REQUEST:
Retype the data from the line that contains "bin-cell <box>520 299 540 318</box>" down to the line that contains "bin-cell <box>413 317 432 336</box>", with both of those lines included, and copy every line without any change.

SUPPLIED RECORDS:
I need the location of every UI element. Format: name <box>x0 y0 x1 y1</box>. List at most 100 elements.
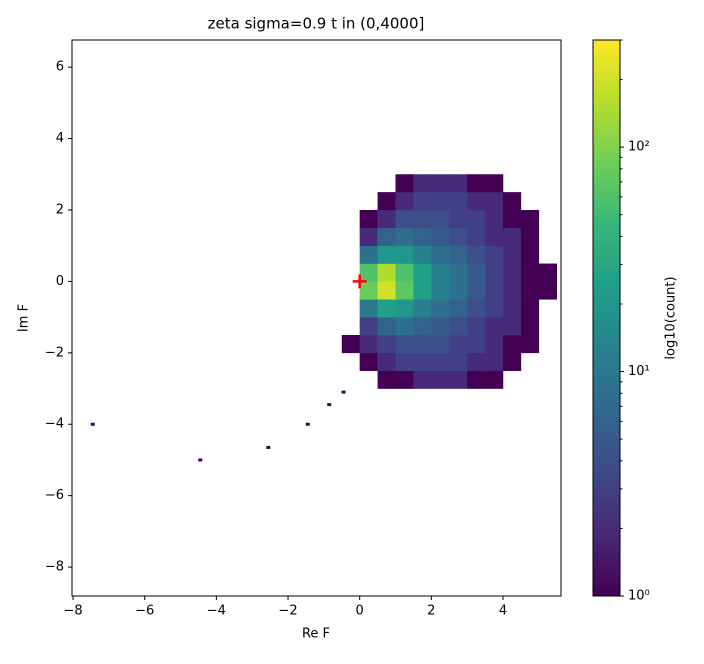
bin-cell <box>520 299 540 318</box>
bin-cell <box>467 192 486 211</box>
bin-cell <box>485 281 504 300</box>
bin-cell <box>502 299 522 318</box>
bin-cell <box>538 263 558 282</box>
colorbar-frame <box>592 39 621 597</box>
outlier-cell <box>305 422 310 426</box>
outlier-cell <box>90 422 95 426</box>
bin-cell <box>449 209 468 229</box>
bin-cell <box>341 334 360 354</box>
bin-cell <box>449 174 468 193</box>
bin-cell <box>395 192 414 211</box>
bin-cell <box>377 370 396 389</box>
bin-cell <box>413 334 432 354</box>
bin-cell <box>431 317 450 336</box>
bin-cell <box>449 192 468 211</box>
bin-cell <box>395 245 414 264</box>
bin-cell <box>413 192 432 211</box>
chart-title: zeta sigma=0.9 t in (0,4000] <box>208 15 425 33</box>
bin-cell <box>485 192 504 211</box>
bin-cell <box>449 334 468 354</box>
bin-cell <box>377 352 396 371</box>
bin-cell <box>485 245 504 264</box>
bin-cell <box>413 263 432 282</box>
bin-cell <box>449 227 468 246</box>
bin-cell <box>467 263 486 282</box>
bin-cell <box>485 352 504 371</box>
bin-cell <box>431 245 450 264</box>
bin-cell <box>395 227 414 246</box>
bin-cell <box>467 317 486 336</box>
bin-cell <box>359 281 378 300</box>
plot-frame <box>71 39 562 597</box>
bin-cell <box>449 281 468 300</box>
bin-cell <box>413 317 432 336</box>
bin-cell <box>431 299 450 318</box>
bin-cell <box>413 174 432 193</box>
bin-cell <box>431 174 450 193</box>
x-tick-label: 2 <box>427 604 435 619</box>
bin-cell <box>395 299 414 318</box>
bin-cell <box>449 299 468 318</box>
bin-cell <box>485 174 504 193</box>
bin-cell <box>395 263 414 282</box>
x-tick-label: −2 <box>278 604 297 619</box>
bin-cell <box>520 245 540 264</box>
bin-cell <box>467 209 486 229</box>
bin-cell <box>413 209 432 229</box>
bin-cell <box>359 245 378 264</box>
bin-cell <box>395 334 414 354</box>
bin-cell <box>520 334 540 354</box>
bin-cell <box>449 263 468 282</box>
bin-cell <box>467 281 486 300</box>
bin-cell <box>377 299 396 318</box>
bin-cell <box>413 299 432 318</box>
outlier-cell <box>266 445 271 449</box>
x-tick-label: −4 <box>207 604 226 619</box>
y-tick-label: 2 <box>56 202 64 217</box>
bin-cell <box>431 263 450 282</box>
bin-cell <box>359 227 378 246</box>
bin-cell <box>359 352 378 371</box>
bin-cell <box>502 281 522 300</box>
y-tick-label: 0 <box>56 274 64 289</box>
bin-cell <box>520 227 540 246</box>
bin-cell <box>449 245 468 264</box>
colorbar-tick-label: 10² <box>628 140 650 155</box>
bin-cell <box>538 281 558 300</box>
bin-cell <box>502 352 522 371</box>
y-tick-label: −2 <box>45 345 64 360</box>
bin-cell <box>502 209 522 229</box>
bin-cell <box>395 209 414 229</box>
x-tick-label: −6 <box>135 604 154 619</box>
bin-cell <box>431 209 450 229</box>
bin-cell <box>520 263 540 282</box>
outlier-cell <box>198 458 203 462</box>
bin-cell <box>413 370 432 389</box>
bin-cell <box>467 370 486 389</box>
bin-cell <box>377 227 396 246</box>
bin-cell <box>377 317 396 336</box>
bin-cell <box>449 370 468 389</box>
bin-cell <box>467 352 486 371</box>
x-tick-label: −8 <box>63 604 82 619</box>
x-tick-label: 4 <box>499 604 507 619</box>
bin-cell <box>359 317 378 336</box>
bin-cell <box>359 209 378 229</box>
x-axis-label: Re F <box>302 627 330 642</box>
outlier-cell <box>327 403 332 407</box>
bin-cell <box>502 227 522 246</box>
bin-cell <box>377 281 396 300</box>
bin-cell <box>431 192 450 211</box>
bin-cell <box>395 174 414 193</box>
y-axis-label: Im F <box>17 304 32 332</box>
bin-cell <box>485 263 504 282</box>
bin-cell <box>377 334 396 354</box>
bin-cell <box>502 334 522 354</box>
bin-cell <box>377 245 396 264</box>
bin-cell <box>431 352 450 371</box>
bin-cell <box>467 299 486 318</box>
bin-cell <box>485 370 504 389</box>
colorbar <box>593 40 620 596</box>
bin-cell <box>431 281 450 300</box>
bin-cell <box>485 334 504 354</box>
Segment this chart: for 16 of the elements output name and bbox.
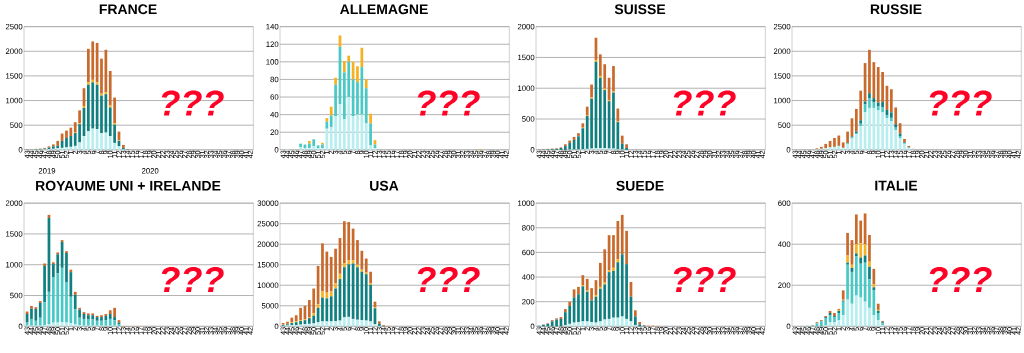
- chart-title: SUEDE: [616, 180, 664, 191]
- annotation: ???: [929, 90, 992, 116]
- annotation: ???: [929, 266, 992, 293]
- annotation: ???: [417, 266, 480, 293]
- chart-title: ROYAUME UNI + IRELANDE: [36, 180, 221, 191]
- annotation: ???: [673, 90, 736, 116]
- chart-title: FRANCE: [99, 4, 157, 15]
- chart-title: ALLEMAGNE: [340, 4, 428, 15]
- annotation: ???: [161, 90, 224, 116]
- chart-title: ITALIE: [875, 180, 918, 191]
- chart-title: RUSSIE: [870, 4, 922, 15]
- annotation: ???: [673, 266, 736, 293]
- chart-title: SUISSE: [614, 4, 666, 15]
- annotation: ???: [417, 90, 480, 116]
- chart-title: USA: [370, 180, 399, 191]
- annotation: ???: [161, 266, 224, 293]
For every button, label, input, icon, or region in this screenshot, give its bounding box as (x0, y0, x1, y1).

RESULT OF THE TASK:
bin-cell <box>520 299 540 318</box>
bin-cell <box>467 192 486 211</box>
bin-cell <box>485 281 504 300</box>
bin-cell <box>502 299 522 318</box>
bin-cell <box>538 263 558 282</box>
colorbar-frame <box>592 39 621 597</box>
outlier-cell <box>305 422 310 426</box>
outlier-cell <box>90 422 95 426</box>
bin-cell <box>449 209 468 229</box>
bin-cell <box>341 334 360 354</box>
bin-cell <box>449 174 468 193</box>
bin-cell <box>395 192 414 211</box>
bin-cell <box>377 370 396 389</box>
bin-cell <box>413 334 432 354</box>
bin-cell <box>431 317 450 336</box>
bin-cell <box>449 192 468 211</box>
bin-cell <box>395 245 414 264</box>
bin-cell <box>413 192 432 211</box>
chart-title: zeta sigma=0.9 t in (0,4000] <box>208 15 425 33</box>
bin-cell <box>485 192 504 211</box>
bin-cell <box>449 334 468 354</box>
bin-cell <box>377 352 396 371</box>
bin-cell <box>485 245 504 264</box>
bin-cell <box>413 263 432 282</box>
bin-cell <box>449 227 468 246</box>
bin-cell <box>467 263 486 282</box>
bin-cell <box>485 352 504 371</box>
bin-cell <box>431 245 450 264</box>
bin-cell <box>395 227 414 246</box>
bin-cell <box>467 317 486 336</box>
bin-cell <box>359 281 378 300</box>
plot-frame <box>71 39 562 597</box>
bin-cell <box>449 281 468 300</box>
bin-cell <box>413 317 432 336</box>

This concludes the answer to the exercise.